> Goal
Quote every item below verbatim, omitting the pictures from your reproduction.

━━━━━━━━

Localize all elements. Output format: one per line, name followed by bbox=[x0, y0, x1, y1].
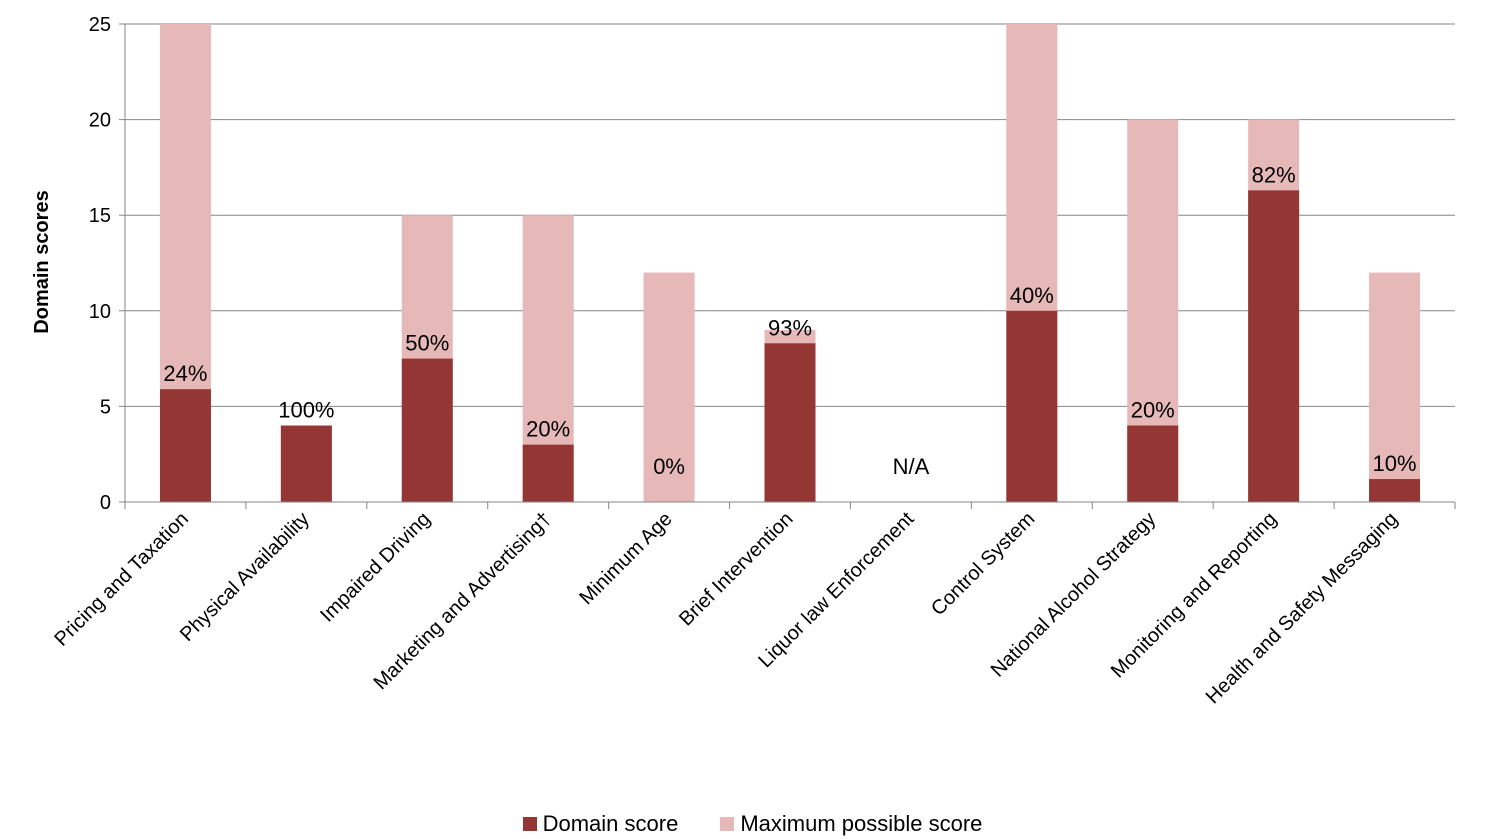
legend-label-max-score: Maximum possible score bbox=[740, 811, 983, 836]
data-label: 20% bbox=[526, 417, 570, 442]
y-tick-label: 5 bbox=[100, 396, 111, 418]
x-category-label: Impaired Driving bbox=[316, 508, 435, 627]
y-tick-label: 25 bbox=[89, 14, 111, 36]
axes bbox=[119, 23, 1456, 509]
y-tick-label: 15 bbox=[89, 205, 111, 227]
legend-item-max-score: Maximum possible score bbox=[720, 811, 982, 837]
bar-domain-score bbox=[280, 425, 332, 502]
data-label: 82% bbox=[1252, 162, 1296, 187]
y-axis-label: Domain scores bbox=[31, 190, 53, 333]
bar-domain-score bbox=[1127, 425, 1179, 502]
x-category-label: Health and Safety Messaging bbox=[1202, 508, 1402, 708]
bar-domain-score bbox=[159, 389, 211, 502]
domain-score-bars bbox=[159, 190, 1421, 502]
data-label: 100% bbox=[278, 398, 334, 423]
x-category-label: Minimum Age bbox=[575, 508, 676, 609]
data-label: 20% bbox=[1131, 398, 1175, 423]
bar-max-score bbox=[643, 272, 695, 502]
data-label: 50% bbox=[405, 331, 449, 356]
bar-domain-score bbox=[1369, 479, 1421, 502]
legend: Domain score Maximum possible score bbox=[0, 811, 1505, 837]
bar-max-score bbox=[1369, 272, 1421, 502]
y-tick-label: 0 bbox=[100, 492, 111, 514]
gridlines bbox=[125, 23, 1455, 407]
legend-item-domain-score: Domain score bbox=[522, 811, 679, 837]
data-label: 24% bbox=[163, 361, 207, 386]
x-category-label: Physical Availability bbox=[176, 508, 314, 646]
bar-domain-score bbox=[764, 343, 816, 502]
bar-domain-score bbox=[522, 444, 574, 502]
x-category-label: Control System bbox=[927, 508, 1039, 620]
legend-swatch-domain-score bbox=[522, 817, 537, 831]
data-label: 40% bbox=[1010, 283, 1054, 308]
legend-label-domain-score: Domain score bbox=[542, 811, 679, 836]
bar-domain-score bbox=[401, 358, 453, 502]
data-label: 0% bbox=[653, 454, 685, 479]
x-category-label: Pricing and Taxation bbox=[50, 508, 193, 651]
x-category-label: Brief Intervention bbox=[675, 508, 797, 630]
y-tick-label: 20 bbox=[89, 110, 111, 132]
data-label: N/A bbox=[893, 454, 930, 479]
data-labels: 24% 100% 50% 20% 0% 93% N/A 40% 20% 82% 10% bbox=[163, 162, 1416, 479]
bar-domain-score bbox=[1248, 190, 1300, 502]
data-label: 93% bbox=[768, 315, 812, 340]
legend-swatch-max-score bbox=[720, 817, 735, 831]
data-label: 10% bbox=[1373, 451, 1417, 476]
y-tick-labels: 0 5 10 15 20 25 bbox=[89, 14, 111, 514]
y-tick-label: 10 bbox=[89, 301, 111, 323]
bar-domain-score bbox=[1006, 310, 1058, 502]
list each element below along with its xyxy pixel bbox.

━━━━━━━━

> Solution to the problem
Localize all elements. Output format: one per line, name followed by bbox=[x0, y0, x1, y1].
legend-label-max-score: Maximum possible score bbox=[740, 811, 983, 836]
data-label: 20% bbox=[526, 417, 570, 442]
y-tick-label: 5 bbox=[100, 396, 111, 418]
x-category-label: Impaired Driving bbox=[316, 508, 435, 627]
y-tick-label: 25 bbox=[89, 14, 111, 36]
axes bbox=[119, 23, 1456, 509]
y-tick-label: 15 bbox=[89, 205, 111, 227]
legend-item-max-score: Maximum possible score bbox=[720, 811, 982, 837]
bar-domain-score bbox=[280, 425, 332, 502]
data-label: 82% bbox=[1252, 162, 1296, 187]
y-axis-label: Domain scores bbox=[31, 190, 53, 333]
bar-domain-score bbox=[1127, 425, 1179, 502]
x-category-label: Health and Safety Messaging bbox=[1202, 508, 1402, 708]
bar-domain-score bbox=[159, 389, 211, 502]
domain-score-bars bbox=[159, 190, 1421, 502]
data-label: 100% bbox=[278, 398, 334, 423]
x-category-label: Minimum Age bbox=[575, 508, 676, 609]
data-label: 20% bbox=[1131, 398, 1175, 423]
bar-max-score bbox=[643, 272, 695, 502]
data-label: 50% bbox=[405, 331, 449, 356]
bar-domain-score bbox=[1369, 479, 1421, 502]
legend: Domain score Maximum possible score bbox=[0, 811, 1505, 837]
bar-max-score bbox=[1369, 272, 1421, 502]
y-tick-label: 0 bbox=[100, 492, 111, 514]
gridlines bbox=[125, 23, 1455, 407]
legend-item-domain-score: Domain score bbox=[522, 811, 679, 837]
data-label: 24% bbox=[163, 361, 207, 386]
x-category-label: Physical Availability bbox=[176, 508, 314, 646]
bar-domain-score bbox=[764, 343, 816, 502]
bar-domain-score bbox=[522, 444, 574, 502]
x-category-label: Control System bbox=[927, 508, 1039, 620]
legend-swatch-domain-score bbox=[522, 817, 537, 831]
data-label: 40% bbox=[1010, 283, 1054, 308]
legend-label-domain-score: Domain score bbox=[542, 811, 679, 836]
bar-domain-score bbox=[401, 358, 453, 502]
data-label: 0% bbox=[653, 454, 685, 479]
x-category-label: Pricing and Taxation bbox=[50, 508, 193, 651]
x-category-label: Brief Intervention bbox=[675, 508, 797, 630]
y-tick-label: 20 bbox=[89, 110, 111, 132]
data-label: N/A bbox=[893, 454, 930, 479]
data-labels: 24% 100% 50% 20% 0% 93% N/A 40% 20% 82% 10% bbox=[163, 162, 1416, 479]
bar-domain-score bbox=[1248, 190, 1300, 502]
data-label: 93% bbox=[768, 315, 812, 340]
legend-swatch-max-score bbox=[720, 817, 735, 831]
data-label: 10% bbox=[1373, 451, 1417, 476]
y-tick-labels: 0 5 10 15 20 25 bbox=[89, 14, 111, 514]
y-tick-label: 10 bbox=[89, 301, 111, 323]
bar-domain-score bbox=[1006, 310, 1058, 502]
list each element below along with its xyxy pixel bbox.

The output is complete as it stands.